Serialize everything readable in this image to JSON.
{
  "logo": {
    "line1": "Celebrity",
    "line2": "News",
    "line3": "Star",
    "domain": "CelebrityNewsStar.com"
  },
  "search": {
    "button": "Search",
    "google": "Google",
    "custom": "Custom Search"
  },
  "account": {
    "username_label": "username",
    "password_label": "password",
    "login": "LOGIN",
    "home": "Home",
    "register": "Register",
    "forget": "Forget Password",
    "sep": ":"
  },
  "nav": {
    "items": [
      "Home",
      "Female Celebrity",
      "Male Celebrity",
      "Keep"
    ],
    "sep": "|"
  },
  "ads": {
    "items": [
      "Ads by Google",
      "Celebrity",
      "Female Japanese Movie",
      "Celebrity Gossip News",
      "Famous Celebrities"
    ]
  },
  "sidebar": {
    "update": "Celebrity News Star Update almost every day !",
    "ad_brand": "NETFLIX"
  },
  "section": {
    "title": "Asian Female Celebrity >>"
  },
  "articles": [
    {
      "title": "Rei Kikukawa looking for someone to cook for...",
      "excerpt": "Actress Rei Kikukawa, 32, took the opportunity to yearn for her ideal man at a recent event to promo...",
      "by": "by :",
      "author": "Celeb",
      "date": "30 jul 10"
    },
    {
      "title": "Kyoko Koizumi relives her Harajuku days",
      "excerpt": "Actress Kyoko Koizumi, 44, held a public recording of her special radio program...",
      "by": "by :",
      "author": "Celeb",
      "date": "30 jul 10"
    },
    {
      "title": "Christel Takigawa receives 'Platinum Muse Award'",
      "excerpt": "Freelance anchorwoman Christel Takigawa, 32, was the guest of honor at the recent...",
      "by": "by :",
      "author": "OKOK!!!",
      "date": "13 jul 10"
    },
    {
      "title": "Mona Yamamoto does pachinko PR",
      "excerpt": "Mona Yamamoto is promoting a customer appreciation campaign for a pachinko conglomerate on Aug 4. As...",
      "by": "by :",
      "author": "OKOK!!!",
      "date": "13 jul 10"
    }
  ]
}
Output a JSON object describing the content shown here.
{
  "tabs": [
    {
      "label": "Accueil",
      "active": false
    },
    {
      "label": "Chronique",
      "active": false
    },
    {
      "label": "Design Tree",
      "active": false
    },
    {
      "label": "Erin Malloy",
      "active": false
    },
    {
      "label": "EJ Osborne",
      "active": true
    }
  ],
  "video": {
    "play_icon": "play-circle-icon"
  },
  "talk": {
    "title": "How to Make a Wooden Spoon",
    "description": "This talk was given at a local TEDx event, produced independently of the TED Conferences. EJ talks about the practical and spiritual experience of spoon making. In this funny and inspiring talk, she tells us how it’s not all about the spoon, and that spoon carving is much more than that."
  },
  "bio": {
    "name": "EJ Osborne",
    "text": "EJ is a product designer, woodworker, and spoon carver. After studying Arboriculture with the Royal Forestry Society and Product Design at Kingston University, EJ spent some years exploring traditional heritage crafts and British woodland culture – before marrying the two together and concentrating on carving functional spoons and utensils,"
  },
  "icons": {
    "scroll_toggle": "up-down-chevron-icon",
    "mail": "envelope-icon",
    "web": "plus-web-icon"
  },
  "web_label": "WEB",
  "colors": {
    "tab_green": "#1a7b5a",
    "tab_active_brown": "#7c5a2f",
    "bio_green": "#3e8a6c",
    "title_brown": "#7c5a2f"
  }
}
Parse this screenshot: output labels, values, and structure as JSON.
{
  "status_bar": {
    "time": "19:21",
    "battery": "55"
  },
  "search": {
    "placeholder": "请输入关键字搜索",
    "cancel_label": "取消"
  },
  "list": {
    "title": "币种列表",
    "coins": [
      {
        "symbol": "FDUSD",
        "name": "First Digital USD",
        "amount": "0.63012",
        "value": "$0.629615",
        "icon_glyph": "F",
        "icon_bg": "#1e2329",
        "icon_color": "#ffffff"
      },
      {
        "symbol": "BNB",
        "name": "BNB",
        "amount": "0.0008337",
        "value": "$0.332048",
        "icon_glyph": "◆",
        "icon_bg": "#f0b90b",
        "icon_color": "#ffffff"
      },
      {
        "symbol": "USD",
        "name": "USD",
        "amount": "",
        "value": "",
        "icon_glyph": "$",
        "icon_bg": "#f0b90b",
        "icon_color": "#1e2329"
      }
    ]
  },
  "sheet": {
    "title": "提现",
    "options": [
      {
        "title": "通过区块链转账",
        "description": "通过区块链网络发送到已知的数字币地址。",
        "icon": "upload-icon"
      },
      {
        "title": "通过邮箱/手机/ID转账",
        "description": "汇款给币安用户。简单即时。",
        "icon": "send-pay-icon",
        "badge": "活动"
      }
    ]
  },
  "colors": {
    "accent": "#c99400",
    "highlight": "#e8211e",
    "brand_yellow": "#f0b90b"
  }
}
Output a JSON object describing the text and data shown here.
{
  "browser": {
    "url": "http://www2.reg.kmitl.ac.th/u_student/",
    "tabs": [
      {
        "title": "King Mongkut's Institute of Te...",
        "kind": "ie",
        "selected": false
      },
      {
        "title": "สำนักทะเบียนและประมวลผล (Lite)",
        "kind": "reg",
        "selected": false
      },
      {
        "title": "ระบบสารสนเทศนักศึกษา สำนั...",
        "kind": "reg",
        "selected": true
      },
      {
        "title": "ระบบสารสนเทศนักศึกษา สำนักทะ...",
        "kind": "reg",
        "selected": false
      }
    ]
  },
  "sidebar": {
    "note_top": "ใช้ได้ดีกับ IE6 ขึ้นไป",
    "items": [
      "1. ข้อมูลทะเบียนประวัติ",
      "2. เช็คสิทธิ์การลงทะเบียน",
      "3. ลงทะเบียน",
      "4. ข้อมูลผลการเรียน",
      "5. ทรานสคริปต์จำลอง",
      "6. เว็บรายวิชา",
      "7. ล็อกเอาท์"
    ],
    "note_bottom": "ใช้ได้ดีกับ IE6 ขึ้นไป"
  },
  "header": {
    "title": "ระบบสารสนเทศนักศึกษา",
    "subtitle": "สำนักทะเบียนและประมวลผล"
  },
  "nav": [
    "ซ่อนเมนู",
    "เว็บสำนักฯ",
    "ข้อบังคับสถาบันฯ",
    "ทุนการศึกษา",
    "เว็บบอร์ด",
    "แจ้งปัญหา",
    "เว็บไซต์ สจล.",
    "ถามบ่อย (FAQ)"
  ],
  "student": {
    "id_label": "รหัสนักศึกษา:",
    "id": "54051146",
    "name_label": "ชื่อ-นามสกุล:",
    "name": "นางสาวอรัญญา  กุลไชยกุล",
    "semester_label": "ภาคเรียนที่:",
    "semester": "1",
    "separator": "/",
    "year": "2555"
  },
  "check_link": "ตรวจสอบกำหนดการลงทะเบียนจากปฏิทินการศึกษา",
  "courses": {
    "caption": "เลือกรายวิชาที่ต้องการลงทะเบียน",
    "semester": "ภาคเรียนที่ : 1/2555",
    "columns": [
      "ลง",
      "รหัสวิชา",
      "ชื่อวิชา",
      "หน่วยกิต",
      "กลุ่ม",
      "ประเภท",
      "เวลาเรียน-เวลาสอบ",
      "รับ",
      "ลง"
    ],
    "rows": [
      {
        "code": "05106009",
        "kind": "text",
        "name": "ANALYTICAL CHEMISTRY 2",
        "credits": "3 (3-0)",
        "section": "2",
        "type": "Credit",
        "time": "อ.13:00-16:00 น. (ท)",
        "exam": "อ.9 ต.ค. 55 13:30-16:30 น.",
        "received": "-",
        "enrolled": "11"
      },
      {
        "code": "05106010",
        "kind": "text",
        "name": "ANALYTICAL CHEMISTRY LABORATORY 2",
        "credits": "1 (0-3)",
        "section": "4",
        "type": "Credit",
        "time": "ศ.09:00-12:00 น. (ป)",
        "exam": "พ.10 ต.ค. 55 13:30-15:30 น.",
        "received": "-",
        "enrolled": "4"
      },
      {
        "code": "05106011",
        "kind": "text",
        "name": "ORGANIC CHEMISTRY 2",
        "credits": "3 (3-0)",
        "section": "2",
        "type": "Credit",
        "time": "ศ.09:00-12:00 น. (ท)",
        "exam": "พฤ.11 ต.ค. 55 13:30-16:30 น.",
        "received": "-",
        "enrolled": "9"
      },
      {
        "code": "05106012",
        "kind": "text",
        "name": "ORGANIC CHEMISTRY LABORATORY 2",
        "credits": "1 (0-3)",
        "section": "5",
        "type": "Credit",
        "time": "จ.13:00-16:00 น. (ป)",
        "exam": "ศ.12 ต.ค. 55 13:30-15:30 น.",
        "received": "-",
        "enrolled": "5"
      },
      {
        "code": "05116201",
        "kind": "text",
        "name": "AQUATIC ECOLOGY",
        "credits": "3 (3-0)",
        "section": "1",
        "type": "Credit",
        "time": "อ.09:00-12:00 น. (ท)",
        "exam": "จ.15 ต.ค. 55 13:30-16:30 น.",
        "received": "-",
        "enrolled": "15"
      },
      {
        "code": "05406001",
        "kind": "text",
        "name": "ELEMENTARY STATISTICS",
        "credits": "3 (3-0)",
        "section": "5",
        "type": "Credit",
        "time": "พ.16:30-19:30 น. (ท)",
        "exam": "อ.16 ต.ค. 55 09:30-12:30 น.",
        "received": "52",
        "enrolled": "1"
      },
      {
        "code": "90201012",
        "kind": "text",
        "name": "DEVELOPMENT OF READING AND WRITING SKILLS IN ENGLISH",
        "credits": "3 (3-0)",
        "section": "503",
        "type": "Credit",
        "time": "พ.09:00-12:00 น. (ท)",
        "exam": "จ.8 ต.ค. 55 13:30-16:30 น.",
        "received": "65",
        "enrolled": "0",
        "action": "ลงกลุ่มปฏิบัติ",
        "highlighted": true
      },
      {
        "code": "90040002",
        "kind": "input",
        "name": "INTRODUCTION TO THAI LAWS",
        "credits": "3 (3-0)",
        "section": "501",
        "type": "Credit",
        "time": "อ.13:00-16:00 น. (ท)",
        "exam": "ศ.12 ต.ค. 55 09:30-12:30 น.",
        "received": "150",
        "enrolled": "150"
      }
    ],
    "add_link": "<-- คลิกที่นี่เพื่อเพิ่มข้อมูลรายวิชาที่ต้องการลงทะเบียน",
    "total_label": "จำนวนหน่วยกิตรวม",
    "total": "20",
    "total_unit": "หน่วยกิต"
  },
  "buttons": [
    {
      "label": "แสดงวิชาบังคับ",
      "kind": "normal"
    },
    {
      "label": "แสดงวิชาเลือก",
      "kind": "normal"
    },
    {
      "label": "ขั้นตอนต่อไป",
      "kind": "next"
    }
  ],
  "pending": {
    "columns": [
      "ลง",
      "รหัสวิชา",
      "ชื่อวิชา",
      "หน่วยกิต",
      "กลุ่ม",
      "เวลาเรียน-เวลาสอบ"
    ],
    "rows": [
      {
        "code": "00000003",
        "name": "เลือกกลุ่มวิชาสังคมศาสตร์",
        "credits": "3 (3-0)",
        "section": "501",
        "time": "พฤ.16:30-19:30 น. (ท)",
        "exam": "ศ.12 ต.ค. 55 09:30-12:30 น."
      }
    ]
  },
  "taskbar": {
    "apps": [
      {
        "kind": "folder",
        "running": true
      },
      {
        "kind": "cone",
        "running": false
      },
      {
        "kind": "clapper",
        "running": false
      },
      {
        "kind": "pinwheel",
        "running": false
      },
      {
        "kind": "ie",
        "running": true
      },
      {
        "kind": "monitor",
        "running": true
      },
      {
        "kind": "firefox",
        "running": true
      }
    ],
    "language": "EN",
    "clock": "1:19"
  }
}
::::::
▶ **Problem statement**
Find every line in the records above that holds the word "talk", and copy each one.

▶ **Written solution**
  "talk": {
    "description": "This talk was given at a local TEDx event, produced independently of the TED Conferences. EJ talks about the practical and spiritual experience of spoon making. In this funny and inspiring talk, she tells us how it’s not all about the spoon, and that spoon carving is much more than that."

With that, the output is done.